* START *
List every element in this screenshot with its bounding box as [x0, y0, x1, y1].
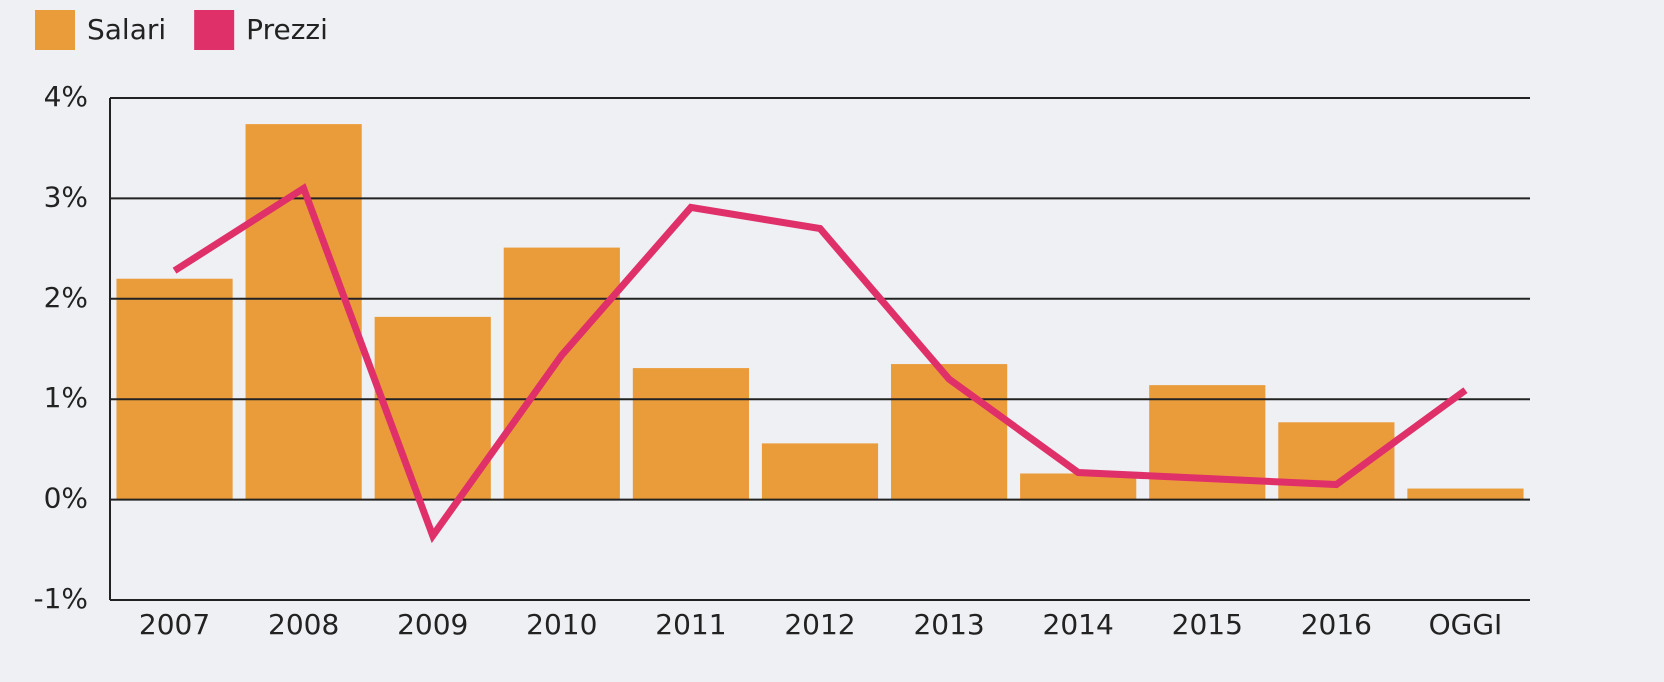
x-tick-label: 2010 — [526, 608, 597, 641]
x-tick-label: OGGI — [1429, 608, 1503, 641]
legend-swatch — [35, 10, 75, 50]
y-tick-label: 3% — [44, 180, 88, 213]
bar — [116, 278, 233, 500]
x-tick-label: 2007 — [139, 608, 210, 641]
x-tick-label: 2011 — [655, 608, 726, 641]
x-tick-label: 2008 — [268, 608, 339, 641]
x-tick-label: 2012 — [784, 608, 855, 641]
legend-label: Salari — [87, 13, 166, 46]
bar — [245, 124, 362, 500]
y-tick-label: 1% — [44, 381, 88, 414]
bar — [503, 247, 620, 500]
bar — [761, 443, 879, 500]
y-tick-label: 2% — [44, 281, 88, 314]
x-tick-label: 2013 — [913, 608, 984, 641]
x-tick-label: 2015 — [1172, 608, 1243, 641]
legend-swatch — [194, 10, 235, 50]
bar — [1020, 473, 1137, 500]
y-tick-label: -1% — [33, 582, 88, 615]
y-tick-label: 4% — [44, 80, 88, 113]
x-tick-label: 2009 — [397, 608, 468, 641]
legend-label: Prezzi — [246, 13, 328, 46]
bar — [374, 316, 491, 500]
x-tick-label: 2014 — [1043, 608, 1114, 641]
y-tick-label: 0% — [44, 482, 88, 515]
line — [172, 183, 1468, 544]
bar — [632, 368, 749, 500]
bar — [891, 364, 1008, 500]
bar — [1407, 488, 1524, 500]
x-tick-label: 2016 — [1301, 608, 1372, 641]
* END *
▶ **Aim of the exercise**: Can you reproduce the lines of the data above character for character, starting at the line that contains "x-tick-label: 2010 — [526, 608, 597, 641]" and stopping after the line that contains "x-tick-label: 2011 — [655, 608, 726, 641]"?

▶ **Solution for this task**:
x-tick-label: 2010 — [526, 608, 597, 641]
x-tick-label: OGGI — [1429, 608, 1503, 641]
legend-swatch — [35, 10, 75, 50]
y-tick-label: 3% — [44, 180, 88, 213]
bar — [116, 278, 233, 500]
x-tick-label: 2007 — [139, 608, 210, 641]
x-tick-label: 2011 — [655, 608, 726, 641]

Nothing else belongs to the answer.